> **DATA SUPPLIED**:

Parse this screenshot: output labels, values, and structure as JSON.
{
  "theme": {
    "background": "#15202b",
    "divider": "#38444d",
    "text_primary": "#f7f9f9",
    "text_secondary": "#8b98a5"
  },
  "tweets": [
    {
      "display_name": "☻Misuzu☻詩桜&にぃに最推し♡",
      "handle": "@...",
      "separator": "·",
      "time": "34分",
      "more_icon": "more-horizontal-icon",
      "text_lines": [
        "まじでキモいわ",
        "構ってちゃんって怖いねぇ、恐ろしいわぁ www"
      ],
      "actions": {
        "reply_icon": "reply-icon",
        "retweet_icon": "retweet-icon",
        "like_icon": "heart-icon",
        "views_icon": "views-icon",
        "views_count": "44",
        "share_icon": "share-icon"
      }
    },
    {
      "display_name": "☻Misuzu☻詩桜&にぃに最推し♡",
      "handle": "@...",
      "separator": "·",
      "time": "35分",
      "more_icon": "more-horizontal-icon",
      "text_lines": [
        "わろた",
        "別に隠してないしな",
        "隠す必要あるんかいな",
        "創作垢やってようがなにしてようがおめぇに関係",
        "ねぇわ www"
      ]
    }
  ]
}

> **YOUR INSTRUCTIONS**:
Look over the listing above. Pick out and copy every line that includes "icon".

> **WRITTEN REPLY**:
      "more_icon": "more-horizontal-icon",
        "reply_icon": "reply-icon",
        "retweet_icon": "retweet-icon",
        "like_icon": "heart-icon",
        "views_icon": "views-icon",
        "share_icon": "share-icon"
      "more_icon": "more-horizontal-icon",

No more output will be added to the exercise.